Within this material, how many lines have the string "Kunnanhallitus" in them? The answer is a number, with nothing added.

(Records from a data source)
------

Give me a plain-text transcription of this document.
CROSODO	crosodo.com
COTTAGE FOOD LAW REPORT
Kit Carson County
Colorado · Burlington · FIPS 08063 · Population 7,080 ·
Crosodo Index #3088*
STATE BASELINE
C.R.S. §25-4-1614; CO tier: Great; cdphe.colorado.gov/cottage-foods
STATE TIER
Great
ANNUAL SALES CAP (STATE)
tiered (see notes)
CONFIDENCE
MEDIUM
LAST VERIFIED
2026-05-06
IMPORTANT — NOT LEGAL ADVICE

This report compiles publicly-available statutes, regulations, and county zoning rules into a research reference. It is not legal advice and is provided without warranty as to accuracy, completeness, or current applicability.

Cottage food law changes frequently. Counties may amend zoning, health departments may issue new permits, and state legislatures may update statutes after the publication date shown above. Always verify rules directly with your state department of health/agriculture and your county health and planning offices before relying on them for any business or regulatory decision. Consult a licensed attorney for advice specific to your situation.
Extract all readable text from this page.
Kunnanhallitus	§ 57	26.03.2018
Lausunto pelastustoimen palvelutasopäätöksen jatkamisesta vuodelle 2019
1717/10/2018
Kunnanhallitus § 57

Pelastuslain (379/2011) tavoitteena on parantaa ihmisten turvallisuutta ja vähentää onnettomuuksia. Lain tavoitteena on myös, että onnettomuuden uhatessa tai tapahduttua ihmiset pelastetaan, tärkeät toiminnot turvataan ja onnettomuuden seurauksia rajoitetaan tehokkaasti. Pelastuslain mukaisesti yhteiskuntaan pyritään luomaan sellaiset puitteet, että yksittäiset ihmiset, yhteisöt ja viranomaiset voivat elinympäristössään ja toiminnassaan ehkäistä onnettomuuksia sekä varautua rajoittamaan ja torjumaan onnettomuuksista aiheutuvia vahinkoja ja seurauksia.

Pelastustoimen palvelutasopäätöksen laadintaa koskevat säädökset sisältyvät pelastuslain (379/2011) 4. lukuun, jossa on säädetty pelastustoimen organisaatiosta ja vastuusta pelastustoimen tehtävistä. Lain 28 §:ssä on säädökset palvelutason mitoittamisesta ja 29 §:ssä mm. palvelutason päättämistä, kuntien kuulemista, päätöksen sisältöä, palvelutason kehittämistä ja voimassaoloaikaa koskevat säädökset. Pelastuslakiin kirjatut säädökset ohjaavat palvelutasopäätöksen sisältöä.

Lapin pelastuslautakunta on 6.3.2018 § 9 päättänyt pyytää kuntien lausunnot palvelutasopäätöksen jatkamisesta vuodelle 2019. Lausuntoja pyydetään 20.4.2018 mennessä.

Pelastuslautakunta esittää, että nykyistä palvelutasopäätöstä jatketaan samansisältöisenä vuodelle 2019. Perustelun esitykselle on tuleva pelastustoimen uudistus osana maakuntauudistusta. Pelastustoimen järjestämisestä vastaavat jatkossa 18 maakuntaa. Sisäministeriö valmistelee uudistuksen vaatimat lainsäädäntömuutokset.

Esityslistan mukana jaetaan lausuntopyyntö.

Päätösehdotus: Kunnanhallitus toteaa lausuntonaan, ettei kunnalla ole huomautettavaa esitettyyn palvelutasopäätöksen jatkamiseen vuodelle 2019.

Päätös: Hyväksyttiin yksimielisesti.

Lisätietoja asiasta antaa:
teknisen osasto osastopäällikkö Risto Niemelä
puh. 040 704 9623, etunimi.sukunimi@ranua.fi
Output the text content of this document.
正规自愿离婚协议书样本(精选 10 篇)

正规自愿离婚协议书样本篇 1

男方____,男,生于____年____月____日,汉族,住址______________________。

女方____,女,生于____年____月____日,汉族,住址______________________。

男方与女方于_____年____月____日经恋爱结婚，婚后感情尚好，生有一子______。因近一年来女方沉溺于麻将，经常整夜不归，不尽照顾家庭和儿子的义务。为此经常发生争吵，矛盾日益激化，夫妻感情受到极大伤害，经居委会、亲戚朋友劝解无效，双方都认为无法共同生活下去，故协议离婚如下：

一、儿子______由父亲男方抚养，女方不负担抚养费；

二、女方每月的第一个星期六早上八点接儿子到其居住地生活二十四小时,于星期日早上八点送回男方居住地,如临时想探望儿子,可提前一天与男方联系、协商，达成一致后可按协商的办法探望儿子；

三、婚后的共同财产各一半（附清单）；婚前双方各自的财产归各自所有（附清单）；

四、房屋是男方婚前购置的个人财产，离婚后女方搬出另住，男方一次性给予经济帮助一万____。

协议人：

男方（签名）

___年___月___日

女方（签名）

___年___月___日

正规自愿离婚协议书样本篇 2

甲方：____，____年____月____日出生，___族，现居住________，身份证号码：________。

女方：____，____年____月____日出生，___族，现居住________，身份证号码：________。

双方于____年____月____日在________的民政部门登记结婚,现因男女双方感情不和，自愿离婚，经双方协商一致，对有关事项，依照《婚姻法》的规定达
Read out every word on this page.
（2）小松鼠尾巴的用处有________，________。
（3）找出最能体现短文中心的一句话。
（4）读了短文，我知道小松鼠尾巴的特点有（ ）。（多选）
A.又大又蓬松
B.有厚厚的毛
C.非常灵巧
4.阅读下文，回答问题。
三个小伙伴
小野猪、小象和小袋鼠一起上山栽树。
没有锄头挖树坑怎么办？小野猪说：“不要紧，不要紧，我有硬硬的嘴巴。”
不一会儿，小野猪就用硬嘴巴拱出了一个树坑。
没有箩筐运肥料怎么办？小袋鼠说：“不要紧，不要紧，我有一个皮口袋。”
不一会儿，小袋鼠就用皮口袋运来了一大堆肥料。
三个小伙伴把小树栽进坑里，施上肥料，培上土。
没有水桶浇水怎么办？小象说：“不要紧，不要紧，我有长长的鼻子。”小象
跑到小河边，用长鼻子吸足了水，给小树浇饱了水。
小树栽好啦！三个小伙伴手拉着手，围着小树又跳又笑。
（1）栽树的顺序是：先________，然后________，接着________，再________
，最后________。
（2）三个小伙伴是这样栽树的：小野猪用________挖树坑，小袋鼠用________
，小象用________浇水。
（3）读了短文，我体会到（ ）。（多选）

------

▸ RESULT OF THIS TASK: 3